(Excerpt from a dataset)
────────────────────────────────────────

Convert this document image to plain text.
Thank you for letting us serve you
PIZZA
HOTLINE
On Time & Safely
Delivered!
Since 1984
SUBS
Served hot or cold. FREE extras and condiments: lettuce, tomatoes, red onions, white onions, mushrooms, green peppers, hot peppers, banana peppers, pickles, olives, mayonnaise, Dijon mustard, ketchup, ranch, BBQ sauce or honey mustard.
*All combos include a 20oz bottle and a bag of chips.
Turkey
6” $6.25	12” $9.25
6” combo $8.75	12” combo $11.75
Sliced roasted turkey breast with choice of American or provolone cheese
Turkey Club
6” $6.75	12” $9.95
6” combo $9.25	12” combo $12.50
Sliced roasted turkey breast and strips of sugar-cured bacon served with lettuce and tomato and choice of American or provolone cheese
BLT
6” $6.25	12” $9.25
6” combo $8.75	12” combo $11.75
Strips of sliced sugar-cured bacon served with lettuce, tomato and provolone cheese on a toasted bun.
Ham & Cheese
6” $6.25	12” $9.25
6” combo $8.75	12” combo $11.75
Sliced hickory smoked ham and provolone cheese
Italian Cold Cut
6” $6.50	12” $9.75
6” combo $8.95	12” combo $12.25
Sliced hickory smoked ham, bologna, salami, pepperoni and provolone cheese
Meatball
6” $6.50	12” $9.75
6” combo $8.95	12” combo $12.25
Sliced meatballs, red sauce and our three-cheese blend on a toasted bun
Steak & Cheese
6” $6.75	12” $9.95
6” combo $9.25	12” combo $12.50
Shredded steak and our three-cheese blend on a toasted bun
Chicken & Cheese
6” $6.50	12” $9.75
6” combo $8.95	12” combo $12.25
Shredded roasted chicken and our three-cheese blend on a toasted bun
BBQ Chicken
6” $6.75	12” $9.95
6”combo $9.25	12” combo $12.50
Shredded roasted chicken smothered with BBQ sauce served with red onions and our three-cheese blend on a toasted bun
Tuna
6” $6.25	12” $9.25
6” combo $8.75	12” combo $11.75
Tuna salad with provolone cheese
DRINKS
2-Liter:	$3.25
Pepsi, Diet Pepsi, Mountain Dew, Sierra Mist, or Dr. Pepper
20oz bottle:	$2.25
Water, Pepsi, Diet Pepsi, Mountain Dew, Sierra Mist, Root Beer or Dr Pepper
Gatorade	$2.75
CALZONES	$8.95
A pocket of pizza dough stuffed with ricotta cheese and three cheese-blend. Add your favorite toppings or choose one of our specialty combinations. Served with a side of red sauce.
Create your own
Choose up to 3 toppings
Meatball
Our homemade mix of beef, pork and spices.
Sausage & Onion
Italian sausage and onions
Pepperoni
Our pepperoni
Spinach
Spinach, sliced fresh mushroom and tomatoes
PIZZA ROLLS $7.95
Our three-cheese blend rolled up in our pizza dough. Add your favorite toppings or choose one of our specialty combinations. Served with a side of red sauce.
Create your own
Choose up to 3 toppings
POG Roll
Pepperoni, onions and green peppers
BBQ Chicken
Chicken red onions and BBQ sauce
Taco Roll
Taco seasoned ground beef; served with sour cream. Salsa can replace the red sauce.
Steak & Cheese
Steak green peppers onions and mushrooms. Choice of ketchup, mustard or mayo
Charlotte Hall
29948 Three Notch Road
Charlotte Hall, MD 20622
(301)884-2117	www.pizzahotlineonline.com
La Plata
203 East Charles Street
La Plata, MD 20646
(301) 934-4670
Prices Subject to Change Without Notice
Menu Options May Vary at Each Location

────────────────────────────────────────

## Exercise description
Write every entry out again exactly.

## Finished task
Convert this document image to plain text.
Thank you for letting us serve you
PIZZA
HOTLINE
On Time & Safely
Delivered!
Since 1984
SUBS
Served hot or cold. FREE extras and condiments: lettuce, tomatoes, red onions, white onions, mushrooms, green peppers, hot peppers, banana peppers, pickles, olives, mayonnaise, Dijon mustard, ketchup, ranch, BBQ sauce or honey mustard.
*All combos include a 20oz bottle and a bag of chips.
Turkey
6” $6.25	12” $9.25
6” combo $8.75	12” combo $11.75
Sliced roasted turkey breast with choice of American or provolone cheese
Turkey Club
6” $6.75	12” $9.95
6” combo $9.25	12” combo $12.50
Sliced roasted turkey breast and strips of sugar-cured bacon served with lettuce and tomato and choice of American or provolone cheese
BLT
6” $6.25	12” $9.25
6” combo $8.75	12” combo $11.75
Strips of sliced sugar-cured bacon served with lettuce, tomato and provolone cheese on a toasted bun.
Ham & Cheese
6” $6.25	12” $9.25
6” combo $8.75	12” combo $11.75
Sliced hickory smoked ham and provolone cheese
Italian Cold Cut
6” $6.50	12” $9.75
6” combo $8.95	12” combo $12.25
Sliced hickory smoked ham, bologna, salami, pepperoni and provolone cheese
Meatball
6” $6.50	12” $9.75
6” combo $8.95	12” combo $12.25
Sliced meatballs, red sauce and our three-cheese blend on a toasted bun
Steak & Cheese
6” $6.75	12” $9.95
6” combo $9.25	12” combo $12.50
Shredded steak and our three-cheese blend on a toasted bun
Chicken & Cheese
6” $6.50	12” $9.75
6” combo $8.95	12” combo $12.25
Shredded roasted chicken and our three-cheese blend on a toasted bun
BBQ Chicken
6” $6.75	12” $9.95
6”combo $9.25	12” combo $12.50
Shredded roasted chicken smothered with BBQ sauce served with red onions and our three-cheese blend on a toasted bun
Tuna
6” $6.25	12” $9.25
6” combo $8.75	12” combo $11.75
Tuna salad with provolone cheese
DRINKS
2-Liter:	$3.25
Pepsi, Diet Pepsi, Mountain Dew, Sierra Mist, or Dr. Pepper
20oz bottle:	$2.25
Water, Pepsi, Diet Pepsi, Mountain Dew, Sierra Mist, Root Beer or Dr Pepper
Gatorade	$2.75
CALZONES	$8.95
A pocket of pizza dough stuffed with ricotta cheese and three cheese-blend. Add your favorite toppings or choose one of our specialty combinations. Served with a side of red sauce.
Create your own
Choose up to 3 toppings
Meatball
Our homemade mix of beef, pork and spices.
Sausage & Onion
Italian sausage and onions
Pepperoni
Our pepperoni
Spinach
Spinach, sliced fresh mushroom and tomatoes
PIZZA ROLLS $7.95
Our three-cheese blend rolled up in our pizza dough. Add your favorite toppings or choose one of our specialty combinations. Served with a side of red sauce.
Create your own
Choose up to 3 toppings
POG Roll
Pepperoni, onions and green peppers
BBQ Chicken
Chicken red onions and BBQ sauce
Taco Roll
Taco seasoned ground beef; served with sour cream. Salsa can replace the red sauce.
Steak & Cheese
Steak green peppers onions and mushrooms. Choice of ketchup, mustard or mayo
Charlotte Hall
29948 Three Notch Road
Charlotte Hall, MD 20622
(301)884-2117	www.pizzahotlineonline.com
La Plata
203 East Charles Street
La Plata, MD 20646
(301) 934-4670
Prices Subject to Change Without Notice
Menu Options May Vary at Each Location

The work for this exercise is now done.